• WHAT YOU SHOULD DO:
Return every line of the records below word for word, but leave out the pictures.

(Region annotation records)
··········
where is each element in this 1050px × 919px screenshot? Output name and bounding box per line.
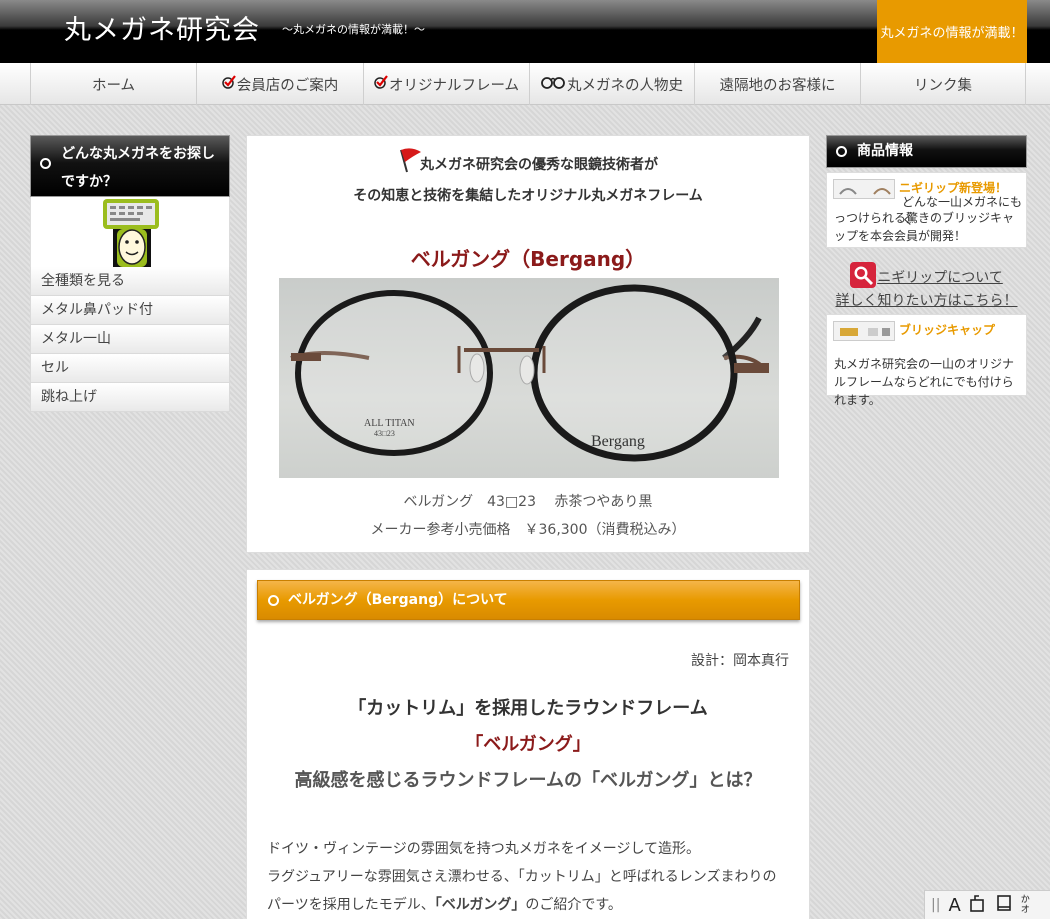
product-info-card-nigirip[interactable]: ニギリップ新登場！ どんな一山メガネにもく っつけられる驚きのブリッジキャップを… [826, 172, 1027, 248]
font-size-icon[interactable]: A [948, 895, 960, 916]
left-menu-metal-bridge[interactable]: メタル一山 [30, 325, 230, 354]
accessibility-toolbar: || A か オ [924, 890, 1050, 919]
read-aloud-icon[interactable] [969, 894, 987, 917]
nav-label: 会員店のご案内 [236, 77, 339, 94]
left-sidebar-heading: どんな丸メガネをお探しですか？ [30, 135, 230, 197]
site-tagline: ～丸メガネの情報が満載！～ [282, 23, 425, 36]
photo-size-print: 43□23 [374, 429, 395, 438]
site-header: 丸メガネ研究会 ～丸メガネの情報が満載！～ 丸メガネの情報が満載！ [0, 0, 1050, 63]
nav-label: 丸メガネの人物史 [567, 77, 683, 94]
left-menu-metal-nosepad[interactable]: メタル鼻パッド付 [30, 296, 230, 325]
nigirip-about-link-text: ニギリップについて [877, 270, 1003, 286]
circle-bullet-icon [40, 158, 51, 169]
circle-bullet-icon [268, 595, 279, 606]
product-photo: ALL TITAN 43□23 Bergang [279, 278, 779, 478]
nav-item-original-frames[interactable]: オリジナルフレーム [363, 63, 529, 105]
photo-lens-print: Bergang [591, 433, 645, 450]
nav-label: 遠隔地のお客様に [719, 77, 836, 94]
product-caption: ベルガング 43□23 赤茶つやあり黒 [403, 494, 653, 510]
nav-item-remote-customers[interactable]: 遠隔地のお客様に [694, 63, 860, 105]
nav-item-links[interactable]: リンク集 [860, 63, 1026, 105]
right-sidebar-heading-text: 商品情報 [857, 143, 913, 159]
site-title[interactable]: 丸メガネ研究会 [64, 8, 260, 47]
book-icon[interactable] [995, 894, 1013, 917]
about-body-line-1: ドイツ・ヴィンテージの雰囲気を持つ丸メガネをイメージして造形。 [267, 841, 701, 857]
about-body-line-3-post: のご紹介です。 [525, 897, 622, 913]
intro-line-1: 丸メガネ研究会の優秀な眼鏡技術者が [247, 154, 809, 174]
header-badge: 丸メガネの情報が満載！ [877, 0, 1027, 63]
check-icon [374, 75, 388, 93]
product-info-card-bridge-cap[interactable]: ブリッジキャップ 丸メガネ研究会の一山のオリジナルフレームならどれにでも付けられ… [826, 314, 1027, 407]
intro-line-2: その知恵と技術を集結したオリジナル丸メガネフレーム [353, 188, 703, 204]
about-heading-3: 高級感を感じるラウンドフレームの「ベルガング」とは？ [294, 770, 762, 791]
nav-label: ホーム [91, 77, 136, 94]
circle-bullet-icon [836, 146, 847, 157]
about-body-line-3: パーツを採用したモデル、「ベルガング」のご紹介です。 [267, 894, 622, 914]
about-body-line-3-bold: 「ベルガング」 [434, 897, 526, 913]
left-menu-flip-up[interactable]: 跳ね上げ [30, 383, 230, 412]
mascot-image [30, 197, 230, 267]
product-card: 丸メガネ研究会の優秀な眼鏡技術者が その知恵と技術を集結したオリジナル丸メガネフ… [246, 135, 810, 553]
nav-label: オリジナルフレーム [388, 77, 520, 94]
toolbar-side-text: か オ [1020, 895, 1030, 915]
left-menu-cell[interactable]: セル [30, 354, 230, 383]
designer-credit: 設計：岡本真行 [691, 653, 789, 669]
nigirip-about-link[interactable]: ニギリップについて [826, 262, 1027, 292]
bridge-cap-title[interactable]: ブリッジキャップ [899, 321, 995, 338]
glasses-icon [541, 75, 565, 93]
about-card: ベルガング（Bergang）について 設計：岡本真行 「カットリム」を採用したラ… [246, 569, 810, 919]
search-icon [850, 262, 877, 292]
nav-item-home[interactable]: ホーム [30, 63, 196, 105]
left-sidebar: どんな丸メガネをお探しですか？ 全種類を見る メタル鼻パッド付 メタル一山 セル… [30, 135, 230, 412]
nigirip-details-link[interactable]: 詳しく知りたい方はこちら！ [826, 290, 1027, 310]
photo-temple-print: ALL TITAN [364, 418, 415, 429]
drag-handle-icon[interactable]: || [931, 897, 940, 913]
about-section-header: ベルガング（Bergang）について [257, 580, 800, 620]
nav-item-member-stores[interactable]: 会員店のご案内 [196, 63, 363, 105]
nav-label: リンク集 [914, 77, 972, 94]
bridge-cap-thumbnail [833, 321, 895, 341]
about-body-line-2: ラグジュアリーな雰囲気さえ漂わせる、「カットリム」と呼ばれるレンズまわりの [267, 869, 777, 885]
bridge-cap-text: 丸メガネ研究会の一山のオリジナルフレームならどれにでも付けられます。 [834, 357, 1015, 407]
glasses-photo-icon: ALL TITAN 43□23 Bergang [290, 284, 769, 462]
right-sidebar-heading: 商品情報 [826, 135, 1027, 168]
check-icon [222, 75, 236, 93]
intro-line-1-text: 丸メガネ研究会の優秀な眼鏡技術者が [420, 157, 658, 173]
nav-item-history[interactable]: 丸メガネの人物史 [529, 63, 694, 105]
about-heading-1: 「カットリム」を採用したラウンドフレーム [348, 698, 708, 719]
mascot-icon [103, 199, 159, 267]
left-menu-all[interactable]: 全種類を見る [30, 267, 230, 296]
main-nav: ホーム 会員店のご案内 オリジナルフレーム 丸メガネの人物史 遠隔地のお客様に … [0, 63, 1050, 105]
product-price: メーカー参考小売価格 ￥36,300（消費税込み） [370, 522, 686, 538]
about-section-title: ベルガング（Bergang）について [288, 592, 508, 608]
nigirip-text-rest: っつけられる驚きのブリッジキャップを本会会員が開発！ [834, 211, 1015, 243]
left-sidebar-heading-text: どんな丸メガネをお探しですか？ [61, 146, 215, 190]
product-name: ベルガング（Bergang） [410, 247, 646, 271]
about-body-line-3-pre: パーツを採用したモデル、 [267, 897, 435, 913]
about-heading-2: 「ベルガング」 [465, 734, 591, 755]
··········
• TASK SOLUTION:
where is each element in this 1050px × 919px screenshot? Output name and bounding box per line.
product-info-card-nigirip[interactable]: ニギリップ新登場！ どんな一山メガネにもく っつけられる驚きのブリッジキャップを… [826, 172, 1027, 248]
font-size-icon[interactable]: A [948, 895, 960, 916]
left-menu-metal-bridge[interactable]: メタル一山 [30, 325, 230, 354]
accessibility-toolbar: || A か オ [924, 890, 1050, 919]
read-aloud-icon[interactable] [969, 894, 987, 917]
nav-label: 会員店のご案内 [236, 77, 339, 94]
left-sidebar-heading: どんな丸メガネをお探しですか？ [30, 135, 230, 197]
site-tagline: ～丸メガネの情報が満載！～ [282, 23, 425, 36]
photo-size-print: 43□23 [374, 429, 395, 438]
site-header: 丸メガネ研究会 ～丸メガネの情報が満載！～ 丸メガネの情報が満載！ [0, 0, 1050, 63]
nav-label: 丸メガネの人物史 [567, 77, 683, 94]
left-menu-metal-nosepad[interactable]: メタル鼻パッド付 [30, 296, 230, 325]
nigirip-about-link-text: ニギリップについて [877, 270, 1003, 286]
circle-bullet-icon [40, 158, 51, 169]
circle-bullet-icon [268, 595, 279, 606]
product-photo: ALL TITAN 43□23 Bergang [279, 278, 779, 478]
nav-item-original-frames[interactable]: オリジナルフレーム [363, 63, 529, 105]
photo-lens-print: Bergang [591, 433, 645, 450]
nav-label: 遠隔地のお客様に [719, 77, 836, 94]
product-caption: ベルガング 43□23 赤茶つやあり黒 [403, 494, 653, 510]
nav-item-remote-customers[interactable]: 遠隔地のお客様に [694, 63, 860, 105]
nav-item-links[interactable]: リンク集 [860, 63, 1026, 105]
right-sidebar-heading-text: 商品情報 [857, 143, 913, 159]
site-title[interactable]: 丸メガネ研究会 [64, 8, 260, 47]
book-icon[interactable] [995, 894, 1013, 917]
about-body-line-1: ドイツ・ヴィンテージの雰囲気を持つ丸メガネをイメージして造形。 [267, 841, 701, 857]
about-body-line-3-post: のご紹介です。 [525, 897, 622, 913]
intro-line-1: 丸メガネ研究会の優秀な眼鏡技術者が [247, 154, 809, 174]
header-badge: 丸メガネの情報が満載！ [877, 0, 1027, 63]
check-icon [374, 75, 388, 93]
product-info-card-bridge-cap[interactable]: ブリッジキャップ 丸メガネ研究会の一山のオリジナルフレームならどれにでも付けられ… [826, 314, 1027, 407]
intro-line-2: その知恵と技術を集結したオリジナル丸メガネフレーム [353, 188, 703, 204]
about-heading-3: 高級感を感じるラウンドフレームの「ベルガング」とは？ [294, 770, 762, 791]
nav-label: ホーム [91, 77, 136, 94]
circle-bullet-icon [836, 146, 847, 157]
about-body-line-3: パーツを採用したモデル、「ベルガング」のご紹介です。 [267, 894, 622, 914]
about-body-line-3-bold: 「ベルガング」 [434, 897, 526, 913]
left-menu-flip-up[interactable]: 跳ね上げ [30, 383, 230, 412]
mascot-image [30, 197, 230, 267]
product-card: 丸メガネ研究会の優秀な眼鏡技術者が その知恵と技術を集結したオリジナル丸メガネフ… [246, 135, 810, 553]
nav-label: オリジナルフレーム [388, 77, 520, 94]
toolbar-side-text: か オ [1020, 895, 1030, 915]
left-menu-cell[interactable]: セル [30, 354, 230, 383]
designer-credit: 設計：岡本真行 [691, 653, 789, 669]
nigirip-about-link[interactable]: ニギリップについて [826, 262, 1027, 292]
bridge-cap-title[interactable]: ブリッジキャップ [899, 321, 995, 338]
glasses-icon [541, 75, 565, 93]
about-card: ベルガング（Bergang）について 設計：岡本真行 「カットリム」を採用したラ… [246, 569, 810, 919]
search-icon [850, 262, 877, 292]
nav-item-home[interactable]: ホーム [30, 63, 196, 105]
left-sidebar: どんな丸メガネをお探しですか？ 全種類を見る メタル鼻パッド付 メタル一山 セル… [30, 135, 230, 412]
nigirip-details-link[interactable]: 詳しく知りたい方はこちら！ [826, 290, 1027, 310]
photo-temple-print: ALL TITAN [364, 418, 415, 429]
drag-handle-icon[interactable]: || [931, 897, 940, 913]
about-section-header: ベルガング（Bergang）について [257, 580, 800, 620]
nav-item-member-stores[interactable]: 会員店のご案内 [196, 63, 363, 105]
nav-label: リンク集 [914, 77, 972, 94]
bridge-cap-thumbnail [833, 321, 895, 341]
about-body-line-2: ラグジュアリーな雰囲気さえ漂わせる、「カットリム」と呼ばれるレンズまわりの [267, 869, 777, 885]
bridge-cap-text: 丸メガネ研究会の一山のオリジナルフレームならどれにでも付けられます。 [834, 357, 1015, 407]
glasses-photo-icon: ALL TITAN 43□23 Bergang [290, 284, 769, 462]
right-sidebar-heading: 商品情報 [826, 135, 1027, 168]
check-icon [222, 75, 236, 93]
intro-line-1-text: 丸メガネ研究会の優秀な眼鏡技術者が [420, 157, 658, 173]
nav-item-history[interactable]: 丸メガネの人物史 [529, 63, 694, 105]
about-heading-1: 「カットリム」を採用したラウンドフレーム [348, 698, 708, 719]
mascot-icon [103, 199, 159, 267]
left-menu-all[interactable]: 全種類を見る [30, 267, 230, 296]
main-nav: ホーム 会員店のご案内 オリジナルフレーム 丸メガネの人物史 遠隔地のお客様に … [0, 63, 1050, 105]
product-price: メーカー参考小売価格 ￥36,300（消費税込み） [370, 522, 686, 538]
about-section-title: ベルガング（Bergang）について [288, 592, 508, 608]
nigirip-text-rest: っつけられる驚きのブリッジキャップを本会会員が開発！ [834, 211, 1015, 243]
left-sidebar-heading-text: どんな丸メガネをお探しですか？ [61, 146, 215, 190]
product-name: ベルガング（Bergang） [410, 247, 646, 271]
about-body-line-3-pre: パーツを採用したモデル、 [267, 897, 435, 913]
about-heading-2: 「ベルガング」 [465, 734, 591, 755]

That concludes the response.